◆ RECORD EXCERPTS ◆
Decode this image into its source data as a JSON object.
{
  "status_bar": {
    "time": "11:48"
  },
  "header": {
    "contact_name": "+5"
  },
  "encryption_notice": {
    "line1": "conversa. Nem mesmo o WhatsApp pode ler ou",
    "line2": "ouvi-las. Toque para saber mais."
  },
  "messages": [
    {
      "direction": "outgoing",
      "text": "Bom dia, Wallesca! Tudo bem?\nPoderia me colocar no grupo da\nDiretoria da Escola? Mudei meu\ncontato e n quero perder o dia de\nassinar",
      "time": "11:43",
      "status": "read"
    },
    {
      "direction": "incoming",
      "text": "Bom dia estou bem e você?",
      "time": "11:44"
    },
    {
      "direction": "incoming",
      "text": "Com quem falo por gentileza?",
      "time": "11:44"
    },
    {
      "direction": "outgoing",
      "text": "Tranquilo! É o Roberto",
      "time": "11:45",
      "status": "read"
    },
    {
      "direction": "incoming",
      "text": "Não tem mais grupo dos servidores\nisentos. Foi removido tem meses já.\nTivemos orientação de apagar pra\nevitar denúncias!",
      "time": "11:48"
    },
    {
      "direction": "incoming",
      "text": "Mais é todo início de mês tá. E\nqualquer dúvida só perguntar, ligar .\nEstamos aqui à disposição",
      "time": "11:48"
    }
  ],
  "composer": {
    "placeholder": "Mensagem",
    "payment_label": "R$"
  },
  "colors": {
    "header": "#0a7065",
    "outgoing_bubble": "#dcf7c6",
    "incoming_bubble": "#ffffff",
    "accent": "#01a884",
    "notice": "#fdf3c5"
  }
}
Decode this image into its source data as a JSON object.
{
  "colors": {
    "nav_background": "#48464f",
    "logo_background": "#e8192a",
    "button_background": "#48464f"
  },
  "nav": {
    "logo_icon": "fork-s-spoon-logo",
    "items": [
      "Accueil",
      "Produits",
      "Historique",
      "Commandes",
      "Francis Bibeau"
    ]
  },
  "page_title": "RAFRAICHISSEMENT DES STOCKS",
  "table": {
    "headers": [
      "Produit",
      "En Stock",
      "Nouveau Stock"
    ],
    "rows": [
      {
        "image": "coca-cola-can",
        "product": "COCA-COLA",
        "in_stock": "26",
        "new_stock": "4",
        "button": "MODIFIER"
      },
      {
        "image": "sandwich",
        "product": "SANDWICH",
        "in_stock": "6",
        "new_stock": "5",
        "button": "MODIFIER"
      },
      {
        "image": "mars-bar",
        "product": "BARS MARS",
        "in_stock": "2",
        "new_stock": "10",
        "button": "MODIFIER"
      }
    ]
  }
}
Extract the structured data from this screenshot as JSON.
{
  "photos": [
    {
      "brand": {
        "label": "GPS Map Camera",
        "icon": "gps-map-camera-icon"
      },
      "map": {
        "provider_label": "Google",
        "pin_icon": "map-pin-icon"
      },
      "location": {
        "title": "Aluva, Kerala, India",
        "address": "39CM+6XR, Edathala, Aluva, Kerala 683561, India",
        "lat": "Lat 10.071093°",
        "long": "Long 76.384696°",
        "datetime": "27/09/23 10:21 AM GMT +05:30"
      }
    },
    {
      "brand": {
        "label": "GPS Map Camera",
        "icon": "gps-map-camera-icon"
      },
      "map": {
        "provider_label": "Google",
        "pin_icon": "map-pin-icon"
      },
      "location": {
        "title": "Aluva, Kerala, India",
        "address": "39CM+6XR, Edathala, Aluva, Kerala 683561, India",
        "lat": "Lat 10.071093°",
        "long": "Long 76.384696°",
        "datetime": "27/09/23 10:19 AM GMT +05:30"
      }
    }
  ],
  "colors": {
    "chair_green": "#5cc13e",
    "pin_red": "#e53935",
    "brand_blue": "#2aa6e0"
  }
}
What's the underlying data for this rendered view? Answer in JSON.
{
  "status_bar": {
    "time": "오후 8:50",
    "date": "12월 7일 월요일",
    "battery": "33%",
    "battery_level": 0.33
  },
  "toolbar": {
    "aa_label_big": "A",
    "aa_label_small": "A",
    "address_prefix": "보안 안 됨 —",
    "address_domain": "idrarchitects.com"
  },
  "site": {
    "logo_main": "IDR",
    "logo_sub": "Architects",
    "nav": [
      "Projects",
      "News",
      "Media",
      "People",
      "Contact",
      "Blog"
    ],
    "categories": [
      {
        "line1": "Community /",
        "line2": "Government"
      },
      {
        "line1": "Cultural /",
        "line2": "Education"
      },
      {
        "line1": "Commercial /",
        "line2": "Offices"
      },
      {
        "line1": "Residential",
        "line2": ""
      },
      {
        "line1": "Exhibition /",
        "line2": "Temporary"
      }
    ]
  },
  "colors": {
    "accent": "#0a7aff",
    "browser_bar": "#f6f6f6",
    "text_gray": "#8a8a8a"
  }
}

◆ TASK TO CARRY OUT ◆
Some lines of the data above may hold the word "grupo"; report how many do, and nothing else.

◆ EXPECTED OUTPUT ◆
2